Given problem
Reproduce the material in full, exactly as written.

Material shown
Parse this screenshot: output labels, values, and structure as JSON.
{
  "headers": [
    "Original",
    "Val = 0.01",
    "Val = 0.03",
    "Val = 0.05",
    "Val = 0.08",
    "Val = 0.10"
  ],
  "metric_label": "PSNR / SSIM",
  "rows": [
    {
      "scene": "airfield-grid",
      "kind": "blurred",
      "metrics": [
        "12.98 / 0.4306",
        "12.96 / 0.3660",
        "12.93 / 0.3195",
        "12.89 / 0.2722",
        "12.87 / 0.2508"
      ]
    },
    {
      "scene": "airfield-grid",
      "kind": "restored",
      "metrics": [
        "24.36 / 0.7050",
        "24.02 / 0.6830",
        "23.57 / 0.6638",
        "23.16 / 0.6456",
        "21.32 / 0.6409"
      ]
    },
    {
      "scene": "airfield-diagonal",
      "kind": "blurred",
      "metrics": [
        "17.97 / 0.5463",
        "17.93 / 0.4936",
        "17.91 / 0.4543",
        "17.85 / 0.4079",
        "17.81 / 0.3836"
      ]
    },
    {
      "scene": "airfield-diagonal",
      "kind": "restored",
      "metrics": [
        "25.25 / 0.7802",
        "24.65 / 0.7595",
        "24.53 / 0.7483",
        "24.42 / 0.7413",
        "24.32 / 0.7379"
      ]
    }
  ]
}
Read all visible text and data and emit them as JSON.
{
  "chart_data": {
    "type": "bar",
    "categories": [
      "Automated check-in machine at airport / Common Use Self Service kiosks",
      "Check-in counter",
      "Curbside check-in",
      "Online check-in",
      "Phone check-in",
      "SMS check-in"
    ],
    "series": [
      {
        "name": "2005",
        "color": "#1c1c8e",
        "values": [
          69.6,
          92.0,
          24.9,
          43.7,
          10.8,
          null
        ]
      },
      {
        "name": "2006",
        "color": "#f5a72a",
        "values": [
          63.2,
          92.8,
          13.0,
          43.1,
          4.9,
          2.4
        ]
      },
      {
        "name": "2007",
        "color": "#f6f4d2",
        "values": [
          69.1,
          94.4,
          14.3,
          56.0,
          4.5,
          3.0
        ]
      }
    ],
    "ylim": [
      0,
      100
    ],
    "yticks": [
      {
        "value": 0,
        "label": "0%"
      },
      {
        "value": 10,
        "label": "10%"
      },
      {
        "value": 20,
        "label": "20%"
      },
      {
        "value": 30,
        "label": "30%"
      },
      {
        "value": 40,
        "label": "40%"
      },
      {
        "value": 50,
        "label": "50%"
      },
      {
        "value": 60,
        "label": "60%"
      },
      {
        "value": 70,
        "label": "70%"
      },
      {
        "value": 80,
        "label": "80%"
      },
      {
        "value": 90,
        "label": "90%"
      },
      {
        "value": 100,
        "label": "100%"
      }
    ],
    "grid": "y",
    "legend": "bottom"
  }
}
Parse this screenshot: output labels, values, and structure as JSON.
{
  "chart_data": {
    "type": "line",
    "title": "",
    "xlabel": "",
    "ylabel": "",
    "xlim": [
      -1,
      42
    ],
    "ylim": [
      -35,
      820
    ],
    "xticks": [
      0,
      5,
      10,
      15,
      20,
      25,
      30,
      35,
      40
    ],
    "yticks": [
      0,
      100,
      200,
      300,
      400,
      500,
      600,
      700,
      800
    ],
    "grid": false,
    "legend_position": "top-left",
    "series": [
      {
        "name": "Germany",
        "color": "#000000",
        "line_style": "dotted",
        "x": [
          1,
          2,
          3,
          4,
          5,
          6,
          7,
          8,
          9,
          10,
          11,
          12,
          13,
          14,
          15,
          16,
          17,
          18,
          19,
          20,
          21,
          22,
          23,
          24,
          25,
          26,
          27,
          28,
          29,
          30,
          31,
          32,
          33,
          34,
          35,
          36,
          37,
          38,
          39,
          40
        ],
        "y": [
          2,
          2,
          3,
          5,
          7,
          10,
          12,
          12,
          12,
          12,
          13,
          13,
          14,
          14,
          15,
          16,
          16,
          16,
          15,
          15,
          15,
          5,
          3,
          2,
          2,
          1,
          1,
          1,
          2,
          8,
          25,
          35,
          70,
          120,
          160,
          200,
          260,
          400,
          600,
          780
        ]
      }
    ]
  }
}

Result of this task
Parse this screenshot: output labels, values, and structure as JSON.
{
  "headers": [
    "Original",
    "Val = 0.01",
    "Val = 0.03",
    "Val = 0.05",
    "Val = 0.08",
    "Val = 0.10"
  ],
  "metric_label": "PSNR / SSIM",
  "rows": [
    {
      "scene": "airfield-grid",
      "kind": "blurred",
      "metrics": [
        "12.98 / 0.4306",
        "12.96 / 0.3660",
        "12.93 / 0.3195",
        "12.89 / 0.2722",
        "12.87 / 0.2508"
      ]
    },
    {
      "scene": "airfield-grid",
      "kind": "restored",
      "metrics": [
        "24.36 / 0.7050",
        "24.02 / 0.6830",
        "23.57 / 0.6638",
        "23.16 / 0.6456",
        "21.32 / 0.6409"
      ]
    },
    {
      "scene": "airfield-diagonal",
      "kind": "blurred",
      "metrics": [
        "17.97 / 0.5463",
        "17.93 / 0.4936",
        "17.91 / 0.4543",
        "17.85 / 0.4079",
        "17.81 / 0.3836"
      ]
    },
    {
      "scene": "airfield-diagonal",
      "kind": "restored",
      "metrics": [
        "25.25 / 0.7802",
        "24.65 / 0.7595",
        "24.53 / 0.7483",
        "24.42 / 0.7413",
        "24.32 / 0.7379"
      ]
    }
  ]
}
Read all visible text and data and emit them as JSON.
{
  "chart_data": {
    "type": "bar",
    "categories": [
      "Automated check-in machine at airport / Common Use Self Service kiosks",
      "Check-in counter",
      "Curbside check-in",
      "Online check-in",
      "Phone check-in",
      "SMS check-in"
    ],
    "series": [
      {
        "name": "2005",
        "color": "#1c1c8e",
        "values": [
          69.6,
          92.0,
          24.9,
          43.7,
          10.8,
          null
        ]
      },
      {
        "name": "2006",
        "color": "#f5a72a",
        "values": [
          63.2,
          92.8,
          13.0,
          43.1,
          4.9,
          2.4
        ]
      },
      {
        "name": "2007",
        "color": "#f6f4d2",
        "values": [
          69.1,
          94.4,
          14.3,
          56.0,
          4.5,
          3.0
        ]
      }
    ],
    "ylim": [
      0,
      100
    ],
    "yticks": [
      {
        "value": 0,
        "label": "0%"
      },
      {
        "value": 10,
        "label": "10%"
      },
      {
        "value": 20,
        "label": "20%"
      },
      {
        "value": 30,
        "label": "30%"
      },
      {
        "value": 40,
        "label": "40%"
      },
      {
        "value": 50,
        "label": "50%"
      },
      {
        "value": 60,
        "label": "60%"
      },
      {
        "value": 70,
        "label": "70%"
      },
      {
        "value": 80,
        "label": "80%"
      },
      {
        "value": 90,
        "label": "90%"
      },
      {
        "value": 100,
        "label": "100%"
      }
    ],
    "grid": "y",
    "legend": "bottom"
  }
}
Parse this screenshot: output labels, values, and structure as JSON.
{
  "chart_data": {
    "type": "line",
    "title": "",
    "xlabel": "",
    "ylabel": "",
    "xlim": [
      -1,
      42
    ],
    "ylim": [
      -35,
      820
    ],
    "xticks": [
      0,
      5,
      10,
      15,
      20,
      25,
      30,
      35,
      40
    ],
    "yticks": [
      0,
      100,
      200,
      300,
      400,
      500,
      600,
      700,
      800
    ],
    "grid": false,
    "legend_position": "top-left",
    "series": [
      {
        "name": "Germany",
        "color": "#000000",
        "line_style": "dotted",
        "x": [
          1,
          2,
          3,
          4,
          5,
          6,
          7,
          8,
          9,
          10,
          11,
          12,
          13,
          14,
          15,
          16,
          17,
          18,
          19,
          20,
          21,
          22,
          23,
          24,
          25,
          26,
          27,
          28,
          29,
          30,
          31,
          32,
          33,
          34,
          35,
          36,
          37,
          38,
          39,
          40
        ],
        "y": [
          2,
          2,
          3,
          5,
          7,
          10,
          12,
          12,
          12,
          12,
          13,
          13,
          14,
          14,
          15,
          16,
          16,
          16,
          15,
          15,
          15,
          5,
          3,
          2,
          2,
          1,
          1,
          1,
          2,
          8,
          25,
          35,
          70,
          120,
          160,
          200,
          260,
          400,
          600,
          780
        ]
      }
    ]
  }
}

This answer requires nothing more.